What is needed: Beneath this sentence is a set of records; write each of them out exactly.

Supplied material:

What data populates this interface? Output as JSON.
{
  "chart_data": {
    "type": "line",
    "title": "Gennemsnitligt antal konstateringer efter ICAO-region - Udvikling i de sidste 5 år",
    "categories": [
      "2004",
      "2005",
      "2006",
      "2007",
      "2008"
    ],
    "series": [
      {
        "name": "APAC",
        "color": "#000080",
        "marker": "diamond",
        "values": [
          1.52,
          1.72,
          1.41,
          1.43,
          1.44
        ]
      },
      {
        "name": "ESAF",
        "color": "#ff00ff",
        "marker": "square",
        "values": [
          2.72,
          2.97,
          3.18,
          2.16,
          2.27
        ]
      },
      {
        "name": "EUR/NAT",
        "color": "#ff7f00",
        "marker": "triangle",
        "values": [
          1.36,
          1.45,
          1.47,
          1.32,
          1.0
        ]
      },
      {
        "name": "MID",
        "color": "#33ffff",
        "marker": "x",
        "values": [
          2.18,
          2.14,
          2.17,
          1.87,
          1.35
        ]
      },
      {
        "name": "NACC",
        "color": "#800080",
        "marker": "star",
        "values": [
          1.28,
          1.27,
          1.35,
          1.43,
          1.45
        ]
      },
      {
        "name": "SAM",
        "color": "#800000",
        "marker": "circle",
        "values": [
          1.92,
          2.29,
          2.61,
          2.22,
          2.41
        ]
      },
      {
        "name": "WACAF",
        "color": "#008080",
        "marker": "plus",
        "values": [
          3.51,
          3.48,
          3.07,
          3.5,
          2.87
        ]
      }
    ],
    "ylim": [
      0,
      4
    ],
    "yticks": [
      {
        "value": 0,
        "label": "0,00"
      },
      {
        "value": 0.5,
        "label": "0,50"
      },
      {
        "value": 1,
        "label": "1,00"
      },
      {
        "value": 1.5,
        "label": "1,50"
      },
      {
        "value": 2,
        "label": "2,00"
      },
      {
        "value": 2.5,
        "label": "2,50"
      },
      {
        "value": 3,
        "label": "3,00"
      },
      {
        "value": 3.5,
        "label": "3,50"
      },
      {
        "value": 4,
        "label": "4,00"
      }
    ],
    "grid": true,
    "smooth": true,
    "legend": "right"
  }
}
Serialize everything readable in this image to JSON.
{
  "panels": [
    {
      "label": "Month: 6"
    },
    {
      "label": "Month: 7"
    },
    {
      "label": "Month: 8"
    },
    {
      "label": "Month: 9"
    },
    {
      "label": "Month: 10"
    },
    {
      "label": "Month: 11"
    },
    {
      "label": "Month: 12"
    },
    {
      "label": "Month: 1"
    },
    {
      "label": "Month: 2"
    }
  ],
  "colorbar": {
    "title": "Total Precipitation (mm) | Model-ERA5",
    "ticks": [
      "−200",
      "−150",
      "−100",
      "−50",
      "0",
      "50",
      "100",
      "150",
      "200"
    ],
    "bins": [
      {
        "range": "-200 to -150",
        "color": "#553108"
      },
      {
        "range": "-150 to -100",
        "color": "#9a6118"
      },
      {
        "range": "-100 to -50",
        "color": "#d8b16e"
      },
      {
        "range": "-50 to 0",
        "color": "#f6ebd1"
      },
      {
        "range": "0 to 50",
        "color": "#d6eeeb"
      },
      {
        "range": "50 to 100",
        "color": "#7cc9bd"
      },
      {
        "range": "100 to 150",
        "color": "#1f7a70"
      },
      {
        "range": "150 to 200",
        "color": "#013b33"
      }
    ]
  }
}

Solution to the exercise:
What data populates this interface? Output as JSON.
{
  "chart_data": {
    "type": "line",
    "title": "Gennemsnitligt antal konstateringer efter ICAO-region - Udvikling i de sidste 5 år",
    "categories": [
      "2004",
      "2005",
      "2006",
      "2007",
      "2008"
    ],
    "series": [
      {
        "name": "APAC",
        "color": "#000080",
        "marker": "diamond",
        "values": [
          1.52,
          1.72,
          1.41,
          1.43,
          1.44
        ]
      },
      {
        "name": "ESAF",
        "color": "#ff00ff",
        "marker": "square",
        "values": [
          2.72,
          2.97,
          3.18,
          2.16,
          2.27
        ]
      },
      {
        "name": "EUR/NAT",
        "color": "#ff7f00",
        "marker": "triangle",
        "values": [
          1.36,
          1.45,
          1.47,
          1.32,
          1.0
        ]
      },
      {
        "name": "MID",
        "color": "#33ffff",
        "marker": "x",
        "values": [
          2.18,
          2.14,
          2.17,
          1.87,
          1.35
        ]
      },
      {
        "name": "NACC",
        "color": "#800080",
        "marker": "star",
        "values": [
          1.28,
          1.27,
          1.35,
          1.43,
          1.45
        ]
      },
      {
        "name": "SAM",
        "color": "#800000",
        "marker": "circle",
        "values": [
          1.92,
          2.29,
          2.61,
          2.22,
          2.41
        ]
      },
      {
        "name": "WACAF",
        "color": "#008080",
        "marker": "plus",
        "values": [
          3.51,
          3.48,
          3.07,
          3.5,
          2.87
        ]
      }
    ],
    "ylim": [
      0,
      4
    ],
    "yticks": [
      {
        "value": 0,
        "label": "0,00"
      },
      {
        "value": 0.5,
        "label": "0,50"
      },
      {
        "value": 1,
        "label": "1,00"
      },
      {
        "value": 1.5,
        "label": "1,50"
      },
      {
        "value": 2,
        "label": "2,00"
      },
      {
        "value": 2.5,
        "label": "2,50"
      },
      {
        "value": 3,
        "label": "3,00"
      },
      {
        "value": 3.5,
        "label": "3,50"
      },
      {
        "value": 4,
        "label": "4,00"
      }
    ],
    "grid": true,
    "smooth": true,
    "legend": "right"
  }
}
Serialize everything readable in this image to JSON.
{
  "panels": [
    {
      "label": "Month: 6"
    },
    {
      "label": "Month: 7"
    },
    {
      "label": "Month: 8"
    },
    {
      "label": "Month: 9"
    },
    {
      "label": "Month: 10"
    },
    {
      "label": "Month: 11"
    },
    {
      "label": "Month: 12"
    },
    {
      "label": "Month: 1"
    },
    {
      "label": "Month: 2"
    }
  ],
  "colorbar": {
    "title": "Total Precipitation (mm) | Model-ERA5",
    "ticks": [
      "−200",
      "−150",
      "−100",
      "−50",
      "0",
      "50",
      "100",
      "150",
      "200"
    ],
    "bins": [
      {
        "range": "-200 to -150",
        "color": "#553108"
      },
      {
        "range": "-150 to -100",
        "color": "#9a6118"
      },
      {
        "range": "-100 to -50",
        "color": "#d8b16e"
      },
      {
        "range": "-50 to 0",
        "color": "#f6ebd1"
      },
      {
        "range": "0 to 50",
        "color": "#d6eeeb"
      },
      {
        "range": "50 to 100",
        "color": "#7cc9bd"
      },
      {
        "range": "100 to 150",
        "color": "#1f7a70"
      },
      {
        "range": "150 to 200",
        "color": "#013b33"
      }
    ]
  }
}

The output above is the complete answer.